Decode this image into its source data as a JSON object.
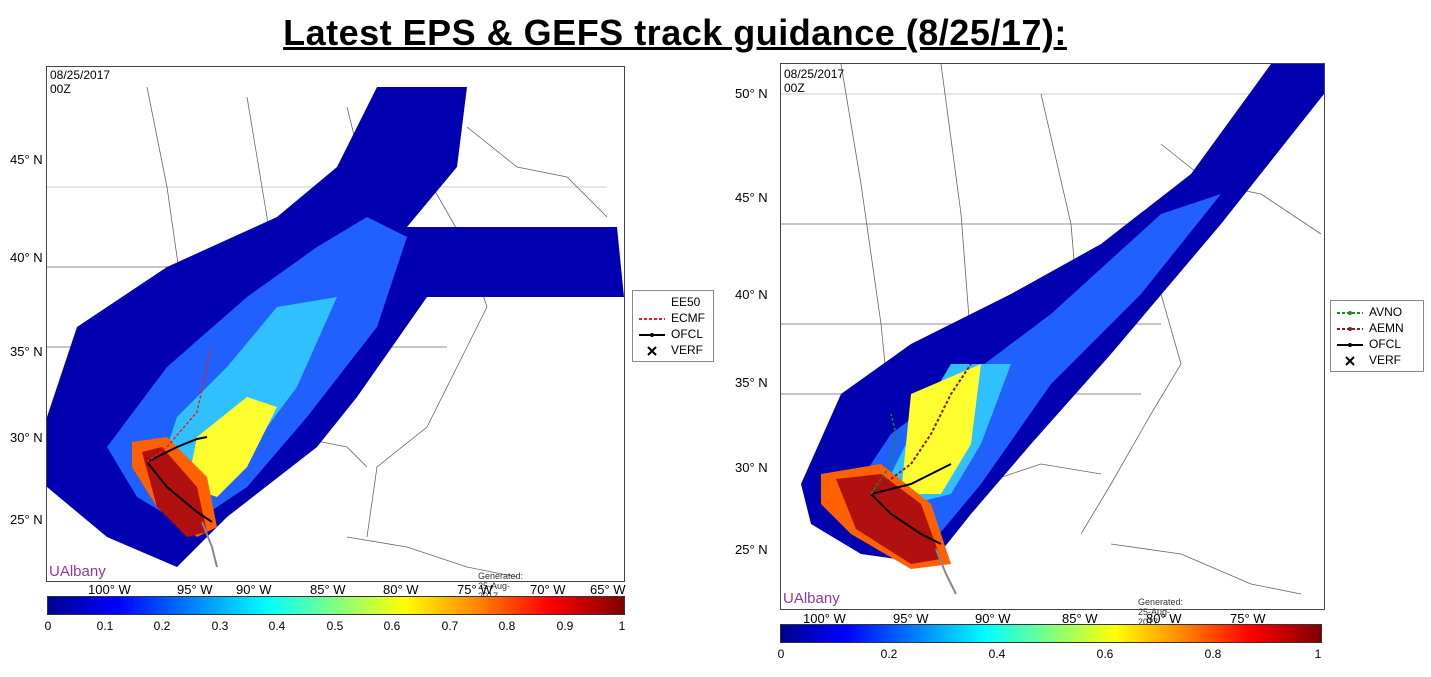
{
  "title": "Latest EPS & GEFS track guidance (8/25/17):",
  "left_map": {
    "date": "08/25/2017 00Z",
    "lat_labels": [
      "45° N",
      "40° N",
      "35° N",
      "30° N",
      "25° N"
    ],
    "lon_labels": [
      "100° W",
      "95° W",
      "90° W",
      "85° W",
      "80° W",
      "75° W",
      "70° W",
      "65° W"
    ],
    "branding": "UAlbany",
    "generated": "Generated: 25-Aug-2017 04:37:10ET",
    "legend": [
      {
        "label": "EE50",
        "color": "#ffffff"
      },
      {
        "label": "ECMF",
        "color": "#e02020"
      },
      {
        "label": "OFCL",
        "color": "#000000"
      },
      {
        "label": "VERF",
        "color": "#000000"
      }
    ],
    "colorbar_ticks": [
      "0",
      "0.1",
      "0.2",
      "0.3",
      "0.4",
      "0.5",
      "0.6",
      "0.7",
      "0.8",
      "0.9",
      "1"
    ]
  },
  "right_map": {
    "date": "08/25/2017 00Z",
    "lat_labels": [
      "50° N",
      "45° N",
      "40° N",
      "35° N",
      "30° N",
      "25° N"
    ],
    "lon_labels": [
      "100° W",
      "95° W",
      "90° W",
      "85° W",
      "80° W",
      "75° W"
    ],
    "branding": "UAlbany",
    "generated": "Generated: 25-Aug-2017 04:36:43ET",
    "legend": [
      {
        "label": "AVNO",
        "color": "#1a8a1a"
      },
      {
        "label": "AEMN",
        "color": "#8b1a1a"
      },
      {
        "label": "OFCL",
        "color": "#000000"
      },
      {
        "label": "VERF",
        "color": "#000000"
      }
    ],
    "colorbar_ticks": [
      "0",
      "0.2",
      "0.4",
      "0.6",
      "0.8",
      "1"
    ]
  }
}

■ TASK GOAL ■
Make a word-for-word copy of the entries, without any pictures.

■ COMPLETED EXERCISE ■
Decode this image into its source data as a JSON object.
{
  "title": "Latest EPS & GEFS track guidance (8/25/17):",
  "left_map": {
    "date": "08/25/2017 00Z",
    "lat_labels": [
      "45° N",
      "40° N",
      "35° N",
      "30° N",
      "25° N"
    ],
    "lon_labels": [
      "100° W",
      "95° W",
      "90° W",
      "85° W",
      "80° W",
      "75° W",
      "70° W",
      "65° W"
    ],
    "branding": "UAlbany",
    "generated": "Generated: 25-Aug-2017 04:37:10ET",
    "legend": [
      {
        "label": "EE50",
        "color": "#ffffff"
      },
      {
        "label": "ECMF",
        "color": "#e02020"
      },
      {
        "label": "OFCL",
        "color": "#000000"
      },
      {
        "label": "VERF",
        "color": "#000000"
      }
    ],
    "colorbar_ticks": [
      "0",
      "0.1",
      "0.2",
      "0.3",
      "0.4",
      "0.5",
      "0.6",
      "0.7",
      "0.8",
      "0.9",
      "1"
    ]
  },
  "right_map": {
    "date": "08/25/2017 00Z",
    "lat_labels": [
      "50° N",
      "45° N",
      "40° N",
      "35° N",
      "30° N",
      "25° N"
    ],
    "lon_labels": [
      "100° W",
      "95° W",
      "90° W",
      "85° W",
      "80° W",
      "75° W"
    ],
    "branding": "UAlbany",
    "generated": "Generated: 25-Aug-2017 04:36:43ET",
    "legend": [
      {
        "label": "AVNO",
        "color": "#1a8a1a"
      },
      {
        "label": "AEMN",
        "color": "#8b1a1a"
      },
      {
        "label": "OFCL",
        "color": "#000000"
      },
      {
        "label": "VERF",
        "color": "#000000"
      }
    ],
    "colorbar_ticks": [
      "0",
      "0.2",
      "0.4",
      "0.6",
      "0.8",
      "1"
    ]
  }
}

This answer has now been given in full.